** START OF DATASET ENTRIES **
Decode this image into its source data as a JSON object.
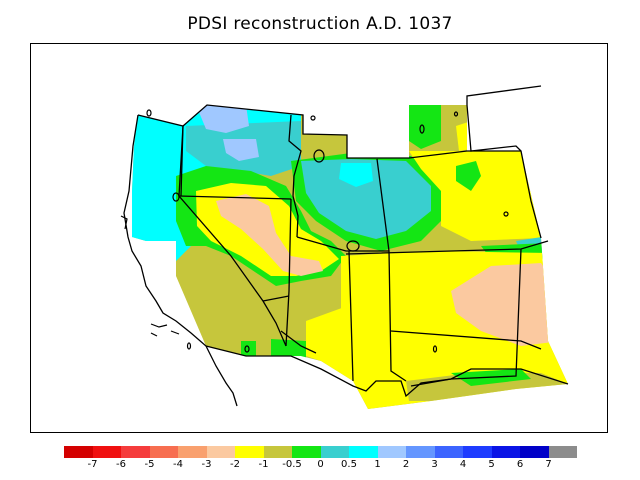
{
  "title": "PDSI reconstruction A.D. 1037",
  "colorbar": {
    "colors": [
      "#d40000",
      "#f01010",
      "#f53c3c",
      "#f76e50",
      "#f9a06e",
      "#fbc9a0",
      "#ffff00",
      "#c6c63c",
      "#14e614",
      "#39cfcf",
      "#00ffff",
      "#a0c8ff",
      "#6496ff",
      "#3c64ff",
      "#1e3cff",
      "#0a14e6",
      "#0000c8",
      "#8c8c8c"
    ],
    "labels": [
      "-7",
      "-6",
      "-5",
      "-4",
      "-3",
      "-2",
      "-1",
      "-0.5",
      "0",
      "0.5",
      "1",
      "2",
      "3",
      "4",
      "5",
      "6",
      "7"
    ]
  },
  "legend_colors": {
    "dry_light": "#fbc9a0",
    "dry_mid": "#ffff00",
    "near_normal": "#c6c63c",
    "wet_light": "#14e614",
    "wet_mid": "#39cfcf",
    "wet_high": "#00ffff",
    "very_wet": "#a0c8ff"
  }
}
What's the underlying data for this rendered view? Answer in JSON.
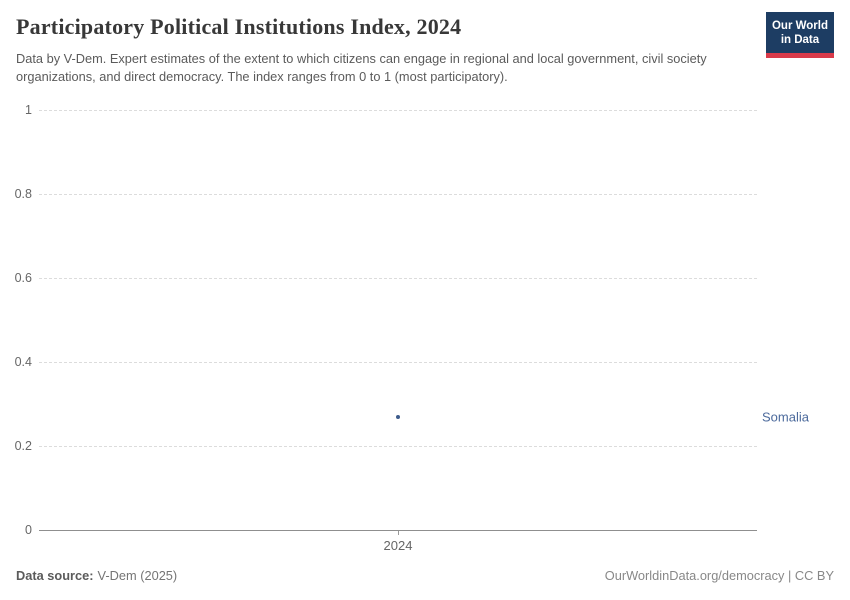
{
  "header": {
    "title": "Participatory Political Institutions Index, 2024",
    "subtitle": "Data by V-Dem. Expert estimates of the extent to which citizens can engage in regional and local government, civil society organizations, and direct democracy. The index ranges from 0 to 1 (most participatory).",
    "logo": {
      "line1": "Our World",
      "line2": "in Data",
      "bg_color": "#1d3d63",
      "accent_color": "#d93a4a"
    }
  },
  "chart_data": {
    "type": "scatter",
    "title": "Participatory Political Institutions Index, 2024",
    "x": [
      2024
    ],
    "series": [
      {
        "name": "Somalia",
        "values": [
          0.27
        ],
        "color": "#3e5c8c",
        "label_color": "#4c6a9c"
      }
    ],
    "xlabel": "",
    "ylabel": "",
    "ylim": [
      0,
      1
    ],
    "yticks": [
      0,
      0.2,
      0.4,
      0.6,
      0.8,
      1
    ],
    "xticks": [
      "2024"
    ],
    "grid": "horizontal-dashed",
    "legend_position": "entity-label-right"
  },
  "footer": {
    "source_label": "Data source:",
    "source_value": "V-Dem (2025)",
    "credit": "OurWorldinData.org/democracy | CC BY"
  }
}
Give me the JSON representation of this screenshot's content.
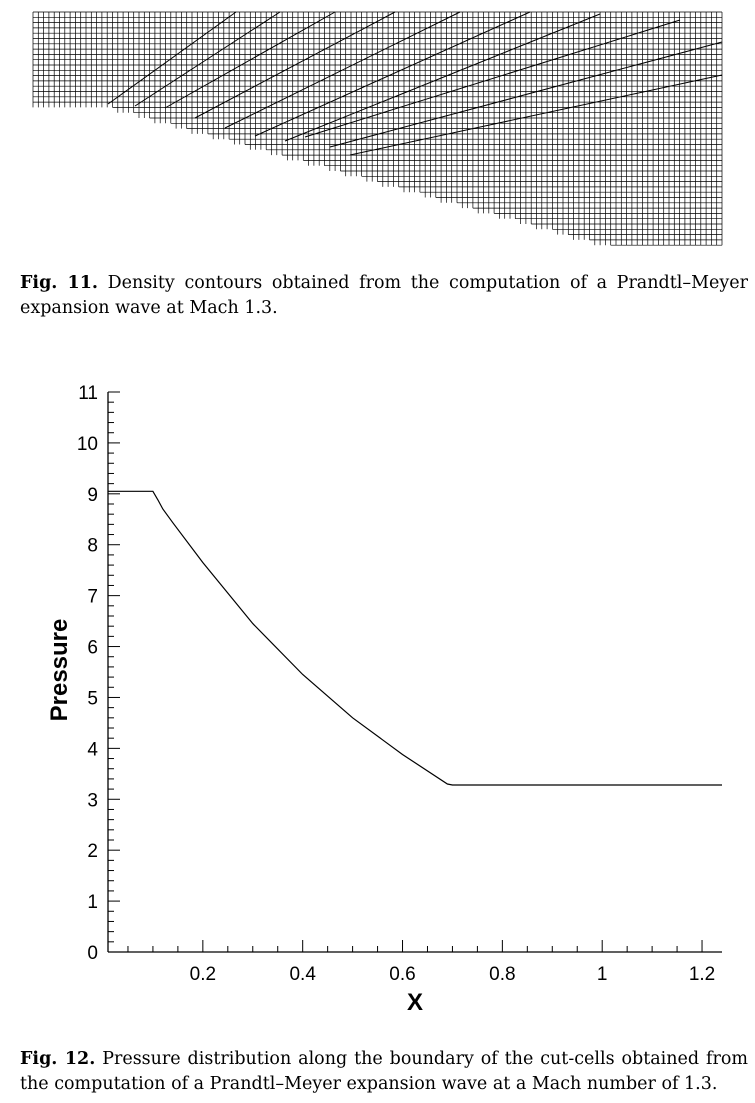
{
  "figure11": {
    "caption_label": "Fig. 11.",
    "caption_text": "Density contours obtained from the computation of a Prandtl–Meyer expansion wave at Mach 1.3."
  },
  "figure12": {
    "caption_label": "Fig. 12.",
    "caption_text": "Pressure distribution along the boundary of the cut-cells obtained from the computation of a Prandtl–Meyer expansion wave at a Mach number of 1.3."
  },
  "chart_data": {
    "type": "line",
    "title": "",
    "xlabel": "X",
    "ylabel": "Pressure",
    "xlim": [
      0.01,
      1.24
    ],
    "ylim": [
      0,
      11
    ],
    "xticks": [
      0.2,
      0.4,
      0.6,
      0.8,
      1,
      1.2
    ],
    "xtick_labels": [
      "0.2",
      "0.4",
      "0.6",
      "0.8",
      "1",
      "1.2"
    ],
    "yticks": [
      0,
      1,
      2,
      3,
      4,
      5,
      6,
      7,
      8,
      9,
      10,
      11
    ],
    "ytick_labels": [
      "0",
      "1",
      "2",
      "3",
      "4",
      "5",
      "6",
      "7",
      "8",
      "9",
      "10",
      "11"
    ],
    "grid": false,
    "series": [
      {
        "x": [
          0.01,
          0.1,
          0.11,
          0.12,
          0.14,
          0.2,
          0.3,
          0.4,
          0.5,
          0.6,
          0.69,
          0.7,
          1.24
        ],
        "y": [
          9.05,
          9.05,
          8.88,
          8.7,
          8.43,
          7.65,
          6.45,
          5.45,
          4.6,
          3.88,
          3.3,
          3.28,
          3.28
        ]
      }
    ]
  }
}
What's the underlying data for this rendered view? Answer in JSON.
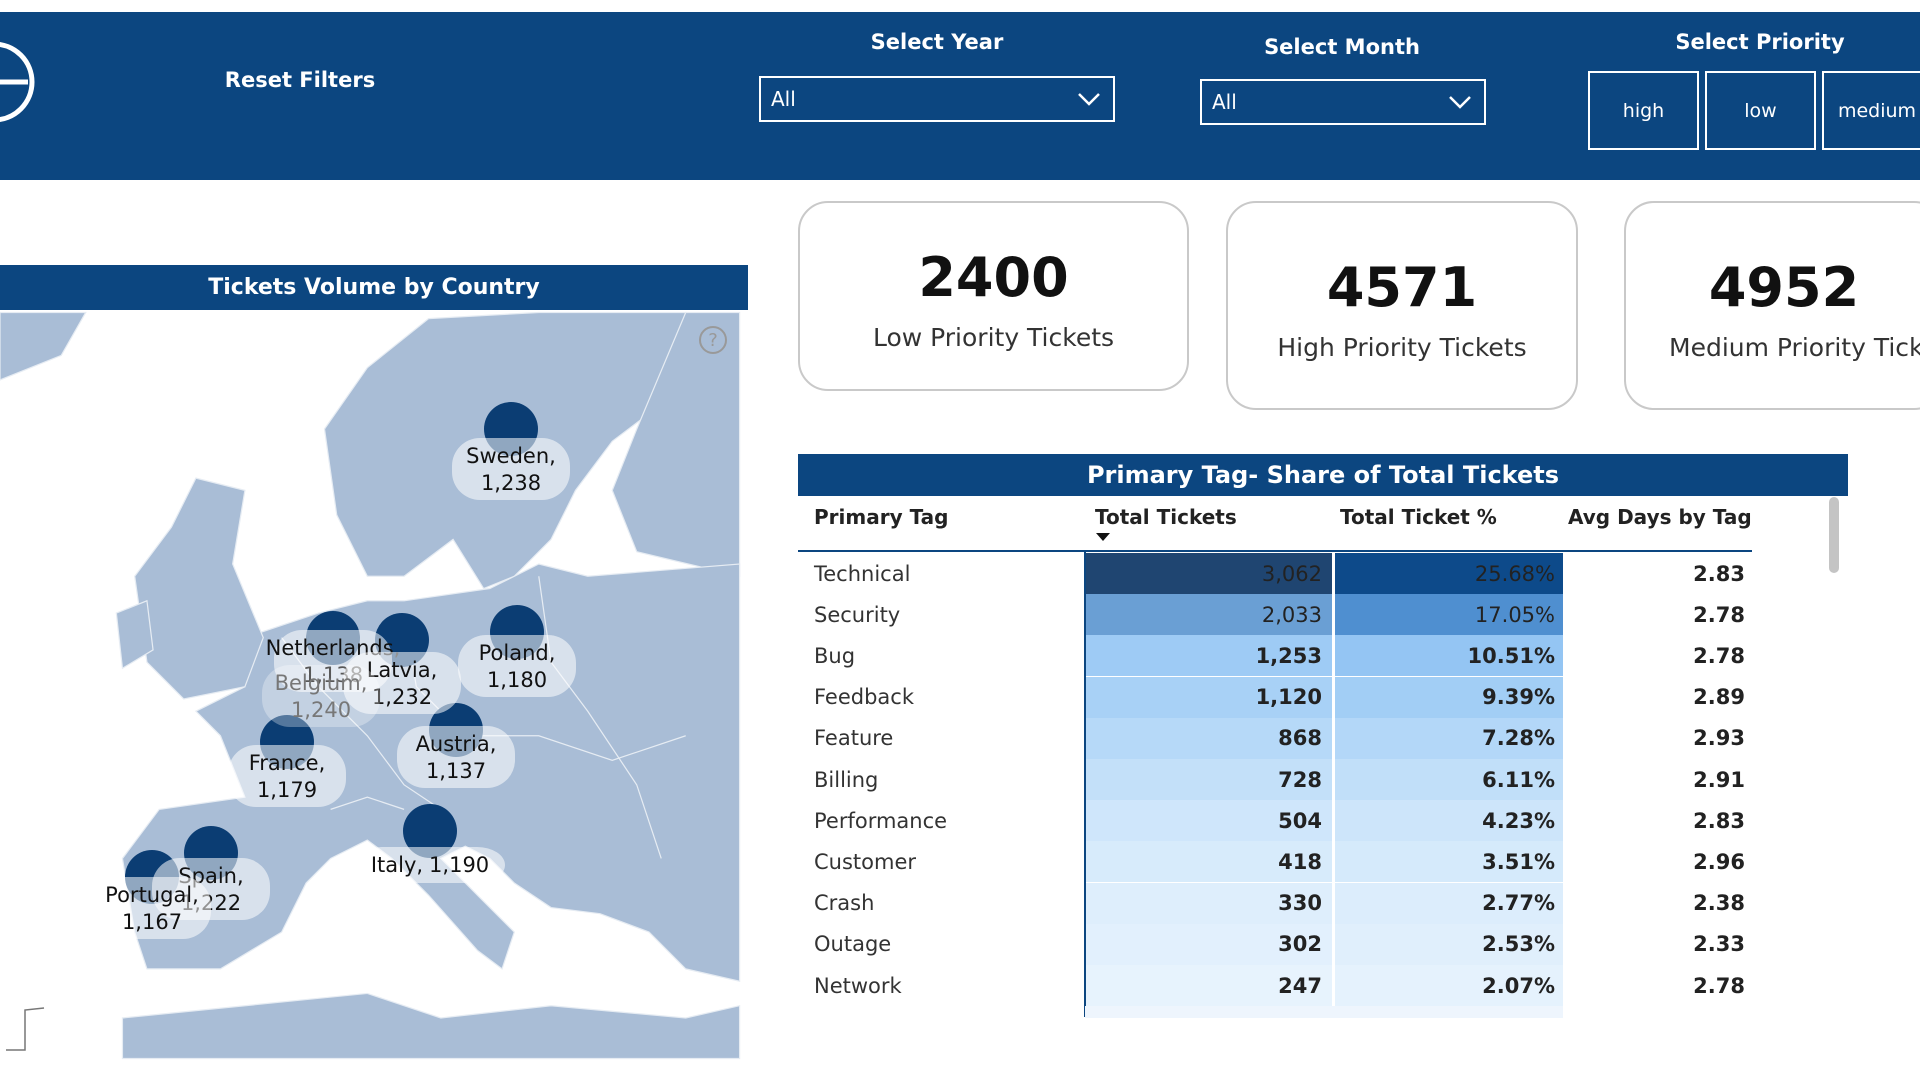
{
  "header": {
    "reset": "Reset Filters",
    "year_label": "Select Year",
    "year_value": "All",
    "month_label": "Select Month",
    "month_value": "All",
    "priority_label": "Select Priority",
    "priority_options": [
      "high",
      "low",
      "medium"
    ]
  },
  "kpis": [
    {
      "value": "2400",
      "label": "Low Priority Tickets"
    },
    {
      "value": "4571",
      "label": "High Priority Tickets"
    },
    {
      "value": "4952",
      "label": "Medium Priority Tickets"
    }
  ],
  "map": {
    "title": "Tickets Volume by Country",
    "help": "?",
    "countries": [
      {
        "name": "Sweden,",
        "value": "1,238"
      },
      {
        "name": "Netherlands,",
        "value": "1,138"
      },
      {
        "name": "Latvia,",
        "value": "1,232"
      },
      {
        "name": "Belgium,",
        "value": "1,240"
      },
      {
        "name": "Poland,",
        "value": "1,180"
      },
      {
        "name": "France,",
        "value": "1,179"
      },
      {
        "name": "Austria,",
        "value": "1,137"
      },
      {
        "name": "Italy,",
        "value": "1,190"
      },
      {
        "name": "Spain,",
        "value": "1,222"
      },
      {
        "name": "Portugal,",
        "value": "1,167"
      }
    ]
  },
  "table": {
    "title": "Primary Tag- Share of Total Tickets",
    "columns": [
      "Primary Tag",
      "Total Tickets",
      "Total Ticket %",
      "Avg Days by Tag"
    ],
    "rows": [
      [
        "Technical",
        "3,062",
        "25.68%",
        "2.83"
      ],
      [
        "Security",
        "2,033",
        "17.05%",
        "2.78"
      ],
      [
        "Bug",
        "1,253",
        "10.51%",
        "2.78"
      ],
      [
        "Feedback",
        "1,120",
        "9.39%",
        "2.89"
      ],
      [
        "Feature",
        "868",
        "7.28%",
        "2.93"
      ],
      [
        "Billing",
        "728",
        "6.11%",
        "2.91"
      ],
      [
        "Performance",
        "504",
        "4.23%",
        "2.83"
      ],
      [
        "Customer",
        "418",
        "3.51%",
        "2.96"
      ],
      [
        "Crash",
        "330",
        "2.77%",
        "2.38"
      ],
      [
        "Outage",
        "302",
        "2.53%",
        "2.33"
      ],
      [
        "Network",
        "247",
        "2.07%",
        "2.78"
      ]
    ]
  }
}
** END OF DATASET ENTRIES **
§ **EXERCISE PROMPT**: Among the lines of the data above, count those holding "obtained" and state only the number.

§ **FINAL ANSWER**: 2